Only the number is wanted: count the lines in the data with "Page" in them.

— START Record list —

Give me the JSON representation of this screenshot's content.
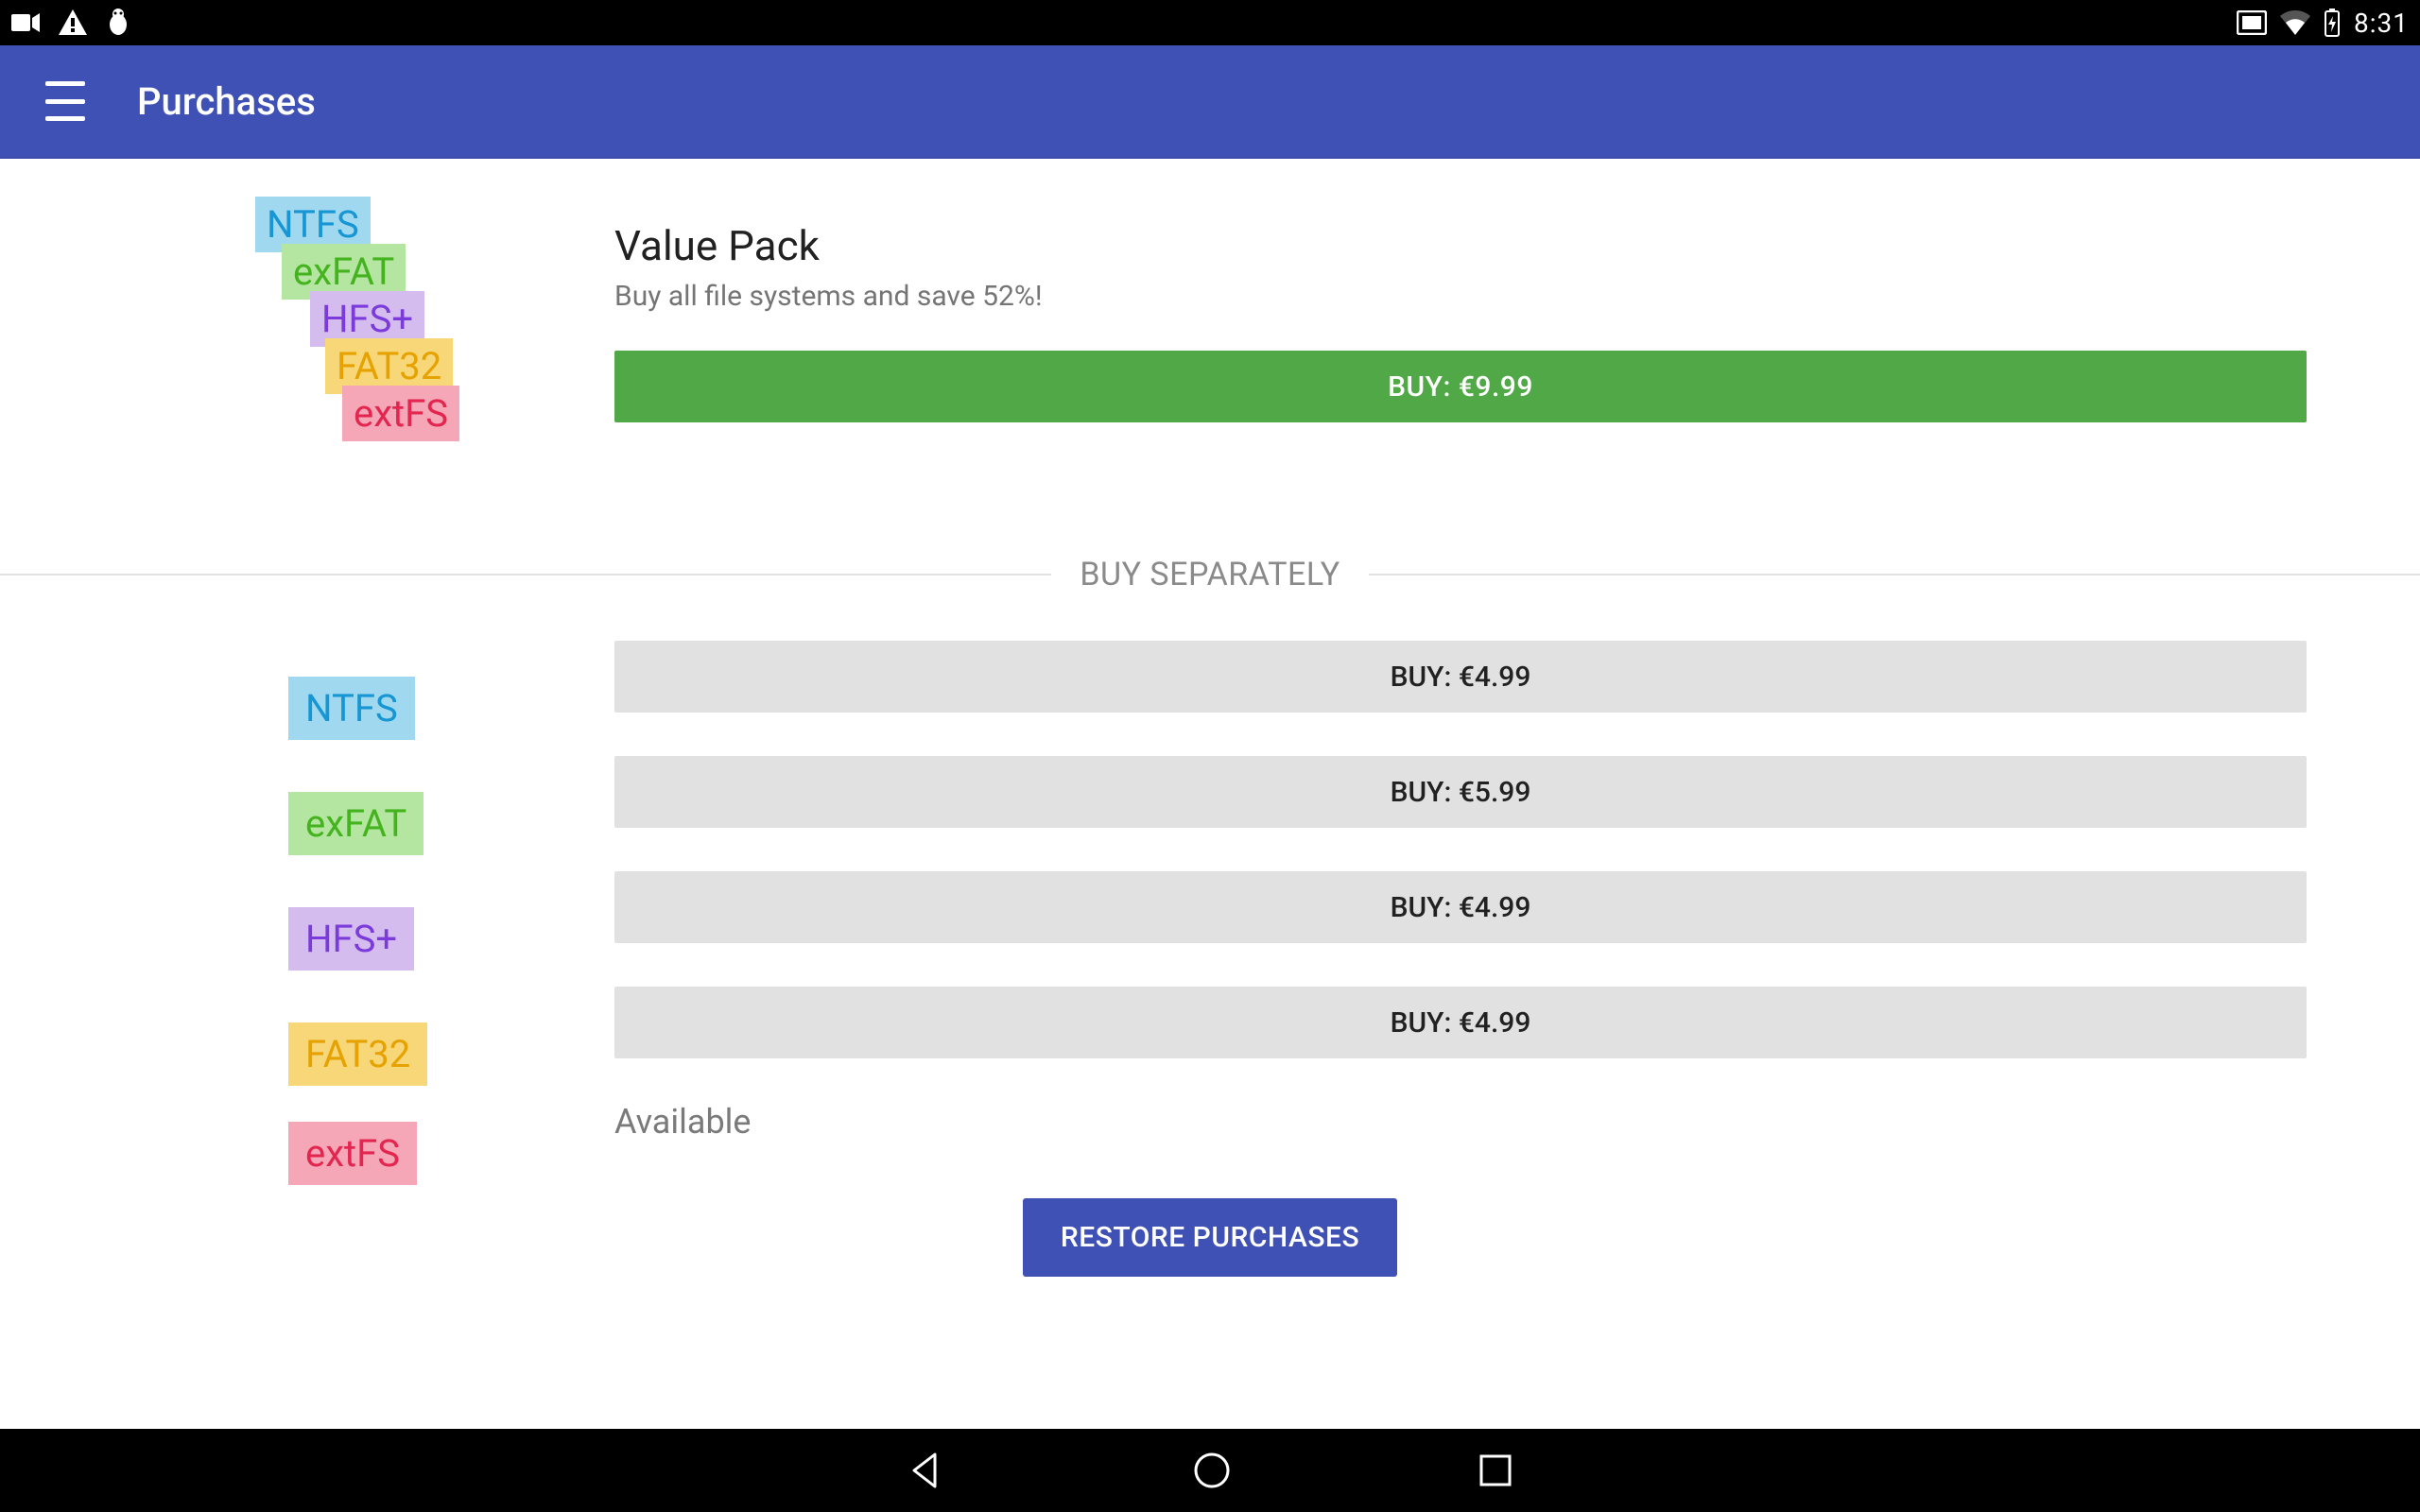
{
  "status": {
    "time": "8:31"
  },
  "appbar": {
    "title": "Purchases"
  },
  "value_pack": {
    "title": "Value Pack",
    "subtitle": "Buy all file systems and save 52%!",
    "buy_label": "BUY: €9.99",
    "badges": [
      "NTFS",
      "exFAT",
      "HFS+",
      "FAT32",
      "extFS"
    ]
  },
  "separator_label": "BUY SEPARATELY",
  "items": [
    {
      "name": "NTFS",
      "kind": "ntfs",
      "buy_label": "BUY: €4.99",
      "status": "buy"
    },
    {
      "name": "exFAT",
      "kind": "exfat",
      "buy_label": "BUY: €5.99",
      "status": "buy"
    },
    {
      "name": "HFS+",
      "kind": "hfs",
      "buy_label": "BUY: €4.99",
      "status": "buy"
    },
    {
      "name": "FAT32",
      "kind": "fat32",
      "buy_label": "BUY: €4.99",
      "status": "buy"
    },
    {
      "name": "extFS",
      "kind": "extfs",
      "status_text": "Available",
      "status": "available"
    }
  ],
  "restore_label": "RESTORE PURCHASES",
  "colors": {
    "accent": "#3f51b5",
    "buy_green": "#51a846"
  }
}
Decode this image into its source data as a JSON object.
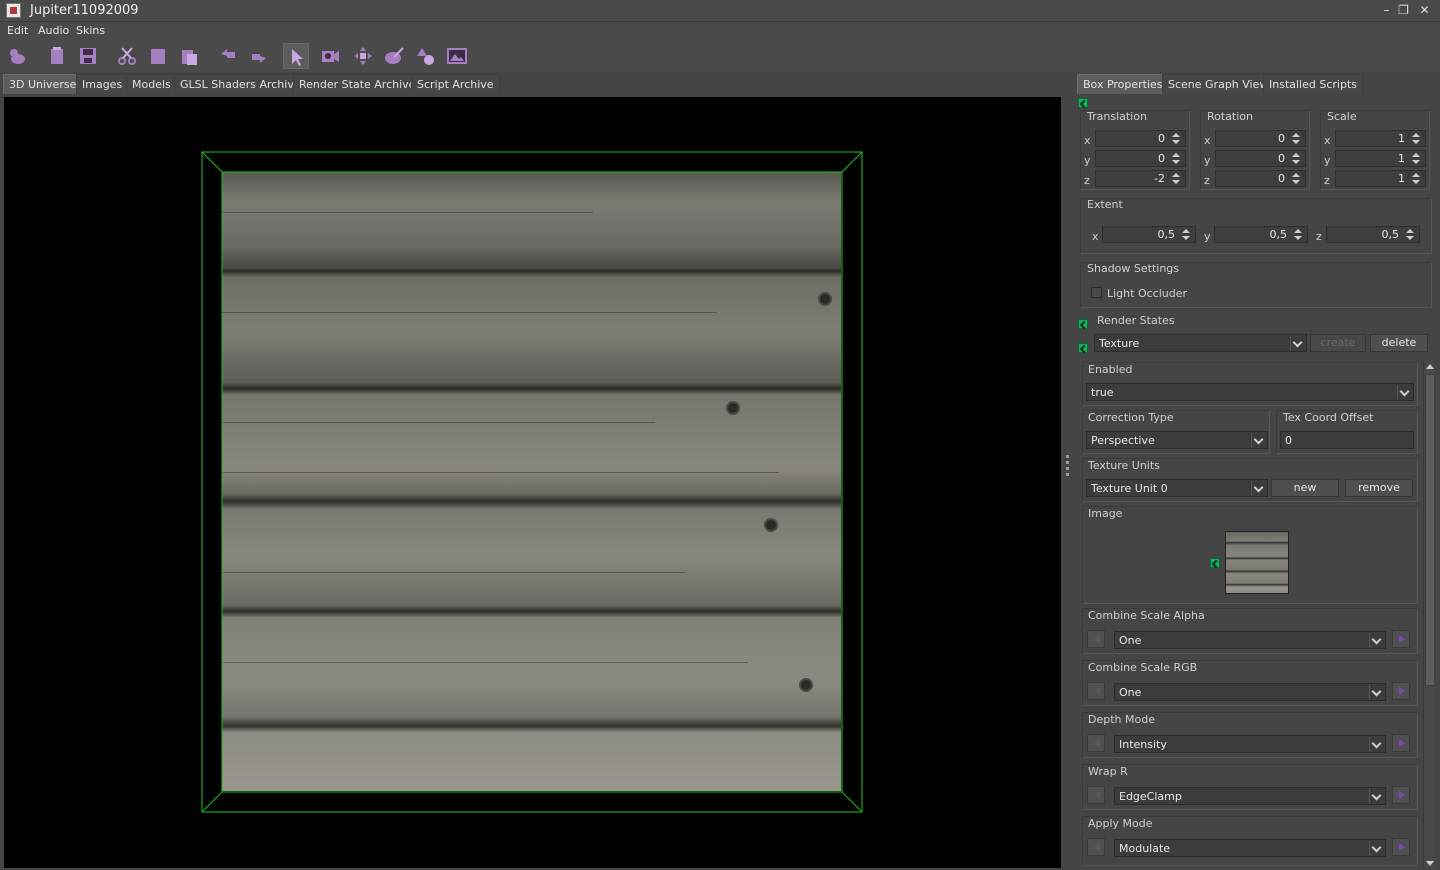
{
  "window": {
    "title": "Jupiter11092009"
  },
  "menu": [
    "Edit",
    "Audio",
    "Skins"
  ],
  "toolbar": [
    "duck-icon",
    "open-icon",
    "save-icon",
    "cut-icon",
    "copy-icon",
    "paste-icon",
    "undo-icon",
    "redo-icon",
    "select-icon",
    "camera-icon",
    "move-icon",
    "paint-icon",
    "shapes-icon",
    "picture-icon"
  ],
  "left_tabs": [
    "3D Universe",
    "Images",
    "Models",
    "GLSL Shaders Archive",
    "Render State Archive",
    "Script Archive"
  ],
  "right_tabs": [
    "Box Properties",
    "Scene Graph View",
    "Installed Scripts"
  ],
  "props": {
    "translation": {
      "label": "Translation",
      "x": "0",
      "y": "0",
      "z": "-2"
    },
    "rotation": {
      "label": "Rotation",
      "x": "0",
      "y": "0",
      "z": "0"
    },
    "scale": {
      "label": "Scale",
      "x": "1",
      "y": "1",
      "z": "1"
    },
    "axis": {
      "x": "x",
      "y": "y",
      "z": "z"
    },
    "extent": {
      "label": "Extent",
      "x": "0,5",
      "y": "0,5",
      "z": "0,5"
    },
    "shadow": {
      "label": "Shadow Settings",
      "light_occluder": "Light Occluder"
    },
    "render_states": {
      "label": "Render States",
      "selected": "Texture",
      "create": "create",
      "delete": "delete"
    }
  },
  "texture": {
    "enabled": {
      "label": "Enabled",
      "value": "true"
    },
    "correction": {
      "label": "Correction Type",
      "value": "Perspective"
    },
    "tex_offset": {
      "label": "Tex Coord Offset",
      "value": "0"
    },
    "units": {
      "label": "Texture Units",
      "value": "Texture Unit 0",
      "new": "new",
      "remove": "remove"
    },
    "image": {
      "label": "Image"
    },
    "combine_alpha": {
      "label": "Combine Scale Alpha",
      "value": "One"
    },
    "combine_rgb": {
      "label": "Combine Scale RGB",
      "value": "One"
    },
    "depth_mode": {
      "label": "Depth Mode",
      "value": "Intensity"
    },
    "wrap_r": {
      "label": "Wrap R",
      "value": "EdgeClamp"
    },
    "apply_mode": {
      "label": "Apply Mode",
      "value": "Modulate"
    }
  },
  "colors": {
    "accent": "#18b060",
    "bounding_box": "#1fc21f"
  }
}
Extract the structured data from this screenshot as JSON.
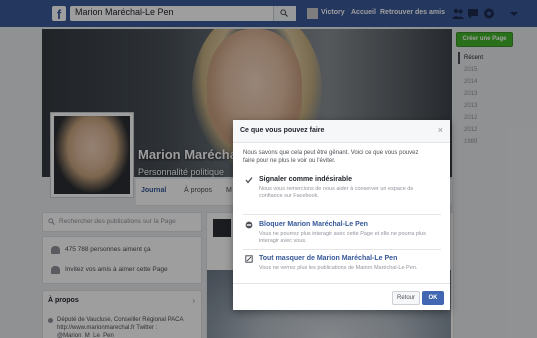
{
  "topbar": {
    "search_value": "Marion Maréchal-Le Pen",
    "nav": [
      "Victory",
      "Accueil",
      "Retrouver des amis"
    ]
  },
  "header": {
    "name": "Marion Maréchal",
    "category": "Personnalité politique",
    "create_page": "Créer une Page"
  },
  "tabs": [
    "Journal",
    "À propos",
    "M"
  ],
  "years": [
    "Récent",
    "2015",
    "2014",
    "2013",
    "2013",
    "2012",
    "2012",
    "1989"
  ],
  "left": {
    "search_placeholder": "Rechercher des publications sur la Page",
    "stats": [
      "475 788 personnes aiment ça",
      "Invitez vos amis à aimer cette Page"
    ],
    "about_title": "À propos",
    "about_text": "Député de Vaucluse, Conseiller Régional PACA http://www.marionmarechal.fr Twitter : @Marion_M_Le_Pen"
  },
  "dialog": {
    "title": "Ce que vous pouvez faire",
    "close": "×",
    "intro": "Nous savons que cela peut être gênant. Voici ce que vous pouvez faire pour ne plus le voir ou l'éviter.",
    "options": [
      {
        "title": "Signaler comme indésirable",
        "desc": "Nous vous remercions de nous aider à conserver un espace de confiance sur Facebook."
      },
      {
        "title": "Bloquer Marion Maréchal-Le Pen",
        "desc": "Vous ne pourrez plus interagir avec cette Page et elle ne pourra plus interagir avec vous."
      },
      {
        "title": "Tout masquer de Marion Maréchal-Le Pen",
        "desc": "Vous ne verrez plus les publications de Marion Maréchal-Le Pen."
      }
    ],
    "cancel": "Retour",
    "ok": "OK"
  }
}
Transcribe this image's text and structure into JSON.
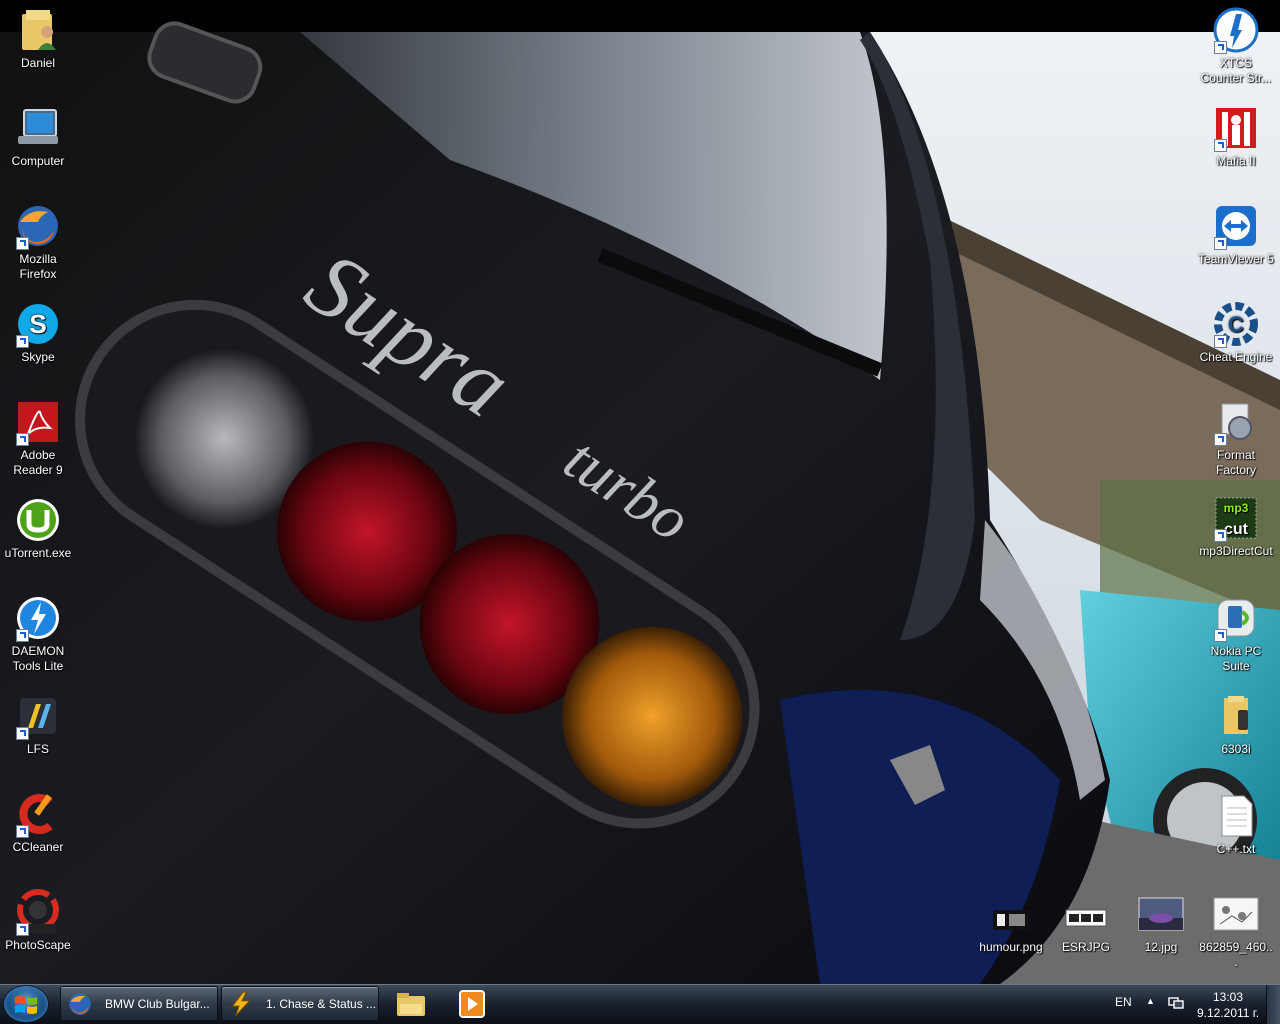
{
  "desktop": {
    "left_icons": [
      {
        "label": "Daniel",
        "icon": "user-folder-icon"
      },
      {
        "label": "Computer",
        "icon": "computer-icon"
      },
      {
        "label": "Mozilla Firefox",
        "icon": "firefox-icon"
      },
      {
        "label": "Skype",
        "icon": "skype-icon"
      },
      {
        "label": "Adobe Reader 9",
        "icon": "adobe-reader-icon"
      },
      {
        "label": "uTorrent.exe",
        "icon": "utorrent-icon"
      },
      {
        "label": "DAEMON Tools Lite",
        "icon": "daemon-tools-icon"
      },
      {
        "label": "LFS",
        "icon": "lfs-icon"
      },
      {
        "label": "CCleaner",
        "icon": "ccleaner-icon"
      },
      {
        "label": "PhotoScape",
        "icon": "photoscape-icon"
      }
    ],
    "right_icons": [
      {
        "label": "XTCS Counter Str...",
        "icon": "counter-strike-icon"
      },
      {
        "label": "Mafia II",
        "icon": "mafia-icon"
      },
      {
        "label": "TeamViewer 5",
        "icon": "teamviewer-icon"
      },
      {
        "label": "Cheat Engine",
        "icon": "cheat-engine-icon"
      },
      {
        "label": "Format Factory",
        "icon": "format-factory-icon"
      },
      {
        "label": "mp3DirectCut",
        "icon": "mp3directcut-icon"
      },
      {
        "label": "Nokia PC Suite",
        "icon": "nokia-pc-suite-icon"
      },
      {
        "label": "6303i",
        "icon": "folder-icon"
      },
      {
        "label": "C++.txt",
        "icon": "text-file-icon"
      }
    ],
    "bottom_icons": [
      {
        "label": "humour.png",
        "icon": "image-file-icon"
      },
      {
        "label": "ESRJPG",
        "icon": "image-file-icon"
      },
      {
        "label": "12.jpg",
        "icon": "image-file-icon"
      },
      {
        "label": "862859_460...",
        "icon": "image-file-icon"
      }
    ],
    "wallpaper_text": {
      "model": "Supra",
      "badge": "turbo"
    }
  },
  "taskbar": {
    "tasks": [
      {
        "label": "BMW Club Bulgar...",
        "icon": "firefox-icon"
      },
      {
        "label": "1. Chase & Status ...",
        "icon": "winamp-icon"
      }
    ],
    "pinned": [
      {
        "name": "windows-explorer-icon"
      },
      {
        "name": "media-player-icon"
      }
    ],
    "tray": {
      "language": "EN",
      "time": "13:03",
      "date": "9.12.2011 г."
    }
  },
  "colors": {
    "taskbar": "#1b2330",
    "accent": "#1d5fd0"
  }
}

— END Record list —

• **Response below**
4